**** DATA LISTING ****
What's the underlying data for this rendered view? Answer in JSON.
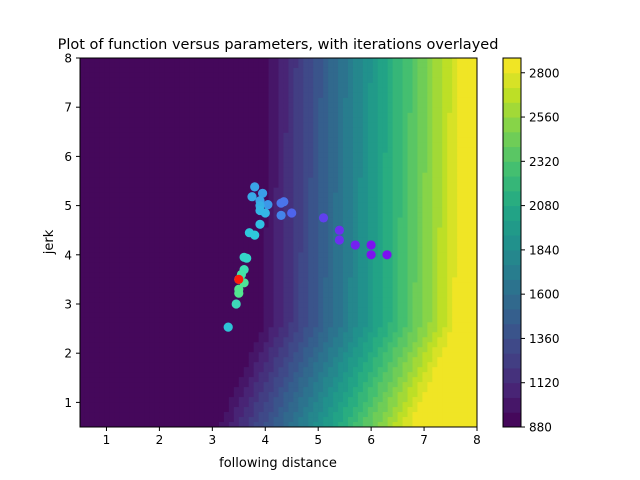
{
  "chart_data": {
    "type": "scatter",
    "title": "Plot of function versus parameters, with iterations overlayed",
    "xlabel": "following distance",
    "ylabel": "jerk",
    "xlim": [
      0.5,
      8
    ],
    "ylim": [
      0.5,
      8
    ],
    "xticks": [
      "1",
      "2",
      "3",
      "4",
      "5",
      "6",
      "7",
      "8"
    ],
    "yticks": [
      "1",
      "2",
      "3",
      "4",
      "5",
      "6",
      "7",
      "8"
    ],
    "grid": false,
    "background": {
      "type": "filled_contour",
      "colormap": "viridis",
      "description_range": [
        880,
        2880
      ],
      "colorbar_ticks": [
        "880",
        "1120",
        "1360",
        "1600",
        "1840",
        "2080",
        "2320",
        "2560",
        "2800"
      ]
    },
    "iterations": [
      {
        "x": 6.3,
        "y": 4.0,
        "color": "#7c12f0"
      },
      {
        "x": 6.0,
        "y": 4.0,
        "color": "#7c12f0"
      },
      {
        "x": 6.0,
        "y": 4.2,
        "color": "#7c12f0"
      },
      {
        "x": 5.7,
        "y": 4.2,
        "color": "#7420f0"
      },
      {
        "x": 5.4,
        "y": 4.3,
        "color": "#6c30ef"
      },
      {
        "x": 5.4,
        "y": 4.5,
        "color": "#6c30ef"
      },
      {
        "x": 5.1,
        "y": 4.75,
        "color": "#6040ee"
      },
      {
        "x": 4.5,
        "y": 4.85,
        "color": "#4e64ec"
      },
      {
        "x": 4.3,
        "y": 5.05,
        "color": "#4a74eb"
      },
      {
        "x": 4.35,
        "y": 5.08,
        "color": "#4a74eb"
      },
      {
        "x": 4.3,
        "y": 4.8,
        "color": "#4484ea"
      },
      {
        "x": 4.05,
        "y": 5.02,
        "color": "#3c98e8"
      },
      {
        "x": 3.95,
        "y": 5.25,
        "color": "#3a9ee8"
      },
      {
        "x": 3.9,
        "y": 5.1,
        "color": "#3aa4e8"
      },
      {
        "x": 3.8,
        "y": 5.38,
        "color": "#3aa4e8"
      },
      {
        "x": 3.75,
        "y": 5.18,
        "color": "#38aae7"
      },
      {
        "x": 3.9,
        "y": 5.0,
        "color": "#36b0e6"
      },
      {
        "x": 3.9,
        "y": 4.9,
        "color": "#34b6e5"
      },
      {
        "x": 4.0,
        "y": 4.85,
        "color": "#34b6e5"
      },
      {
        "x": 3.9,
        "y": 4.62,
        "color": "#30c0e2"
      },
      {
        "x": 3.8,
        "y": 4.4,
        "color": "#2ec8dc"
      },
      {
        "x": 3.7,
        "y": 4.45,
        "color": "#2ec8dc"
      },
      {
        "x": 3.65,
        "y": 3.93,
        "color": "#34d6c8"
      },
      {
        "x": 3.6,
        "y": 3.95,
        "color": "#34d6c8"
      },
      {
        "x": 3.6,
        "y": 3.7,
        "color": "#3ee0b4"
      },
      {
        "x": 3.55,
        "y": 3.6,
        "color": "#44e2a6"
      },
      {
        "x": 3.6,
        "y": 3.43,
        "color": "#4ee598"
      },
      {
        "x": 3.5,
        "y": 3.5,
        "color": "#52e690"
      },
      {
        "x": 3.5,
        "y": 3.3,
        "color": "#52e690"
      },
      {
        "x": 3.5,
        "y": 3.22,
        "color": "#52e690"
      },
      {
        "x": 3.45,
        "y": 3.0,
        "color": "#3ed8b8"
      },
      {
        "x": 3.3,
        "y": 2.53,
        "color": "#2ec4d6"
      },
      {
        "x": 3.5,
        "y": 3.5,
        "color": "#ff1a0a"
      }
    ]
  }
}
****
▸ **EXERCISE BRIEF**:
Determine the number of lines in these entries that contain the word "iterations", and write only that number.

▸ **TASK RESULT**:
2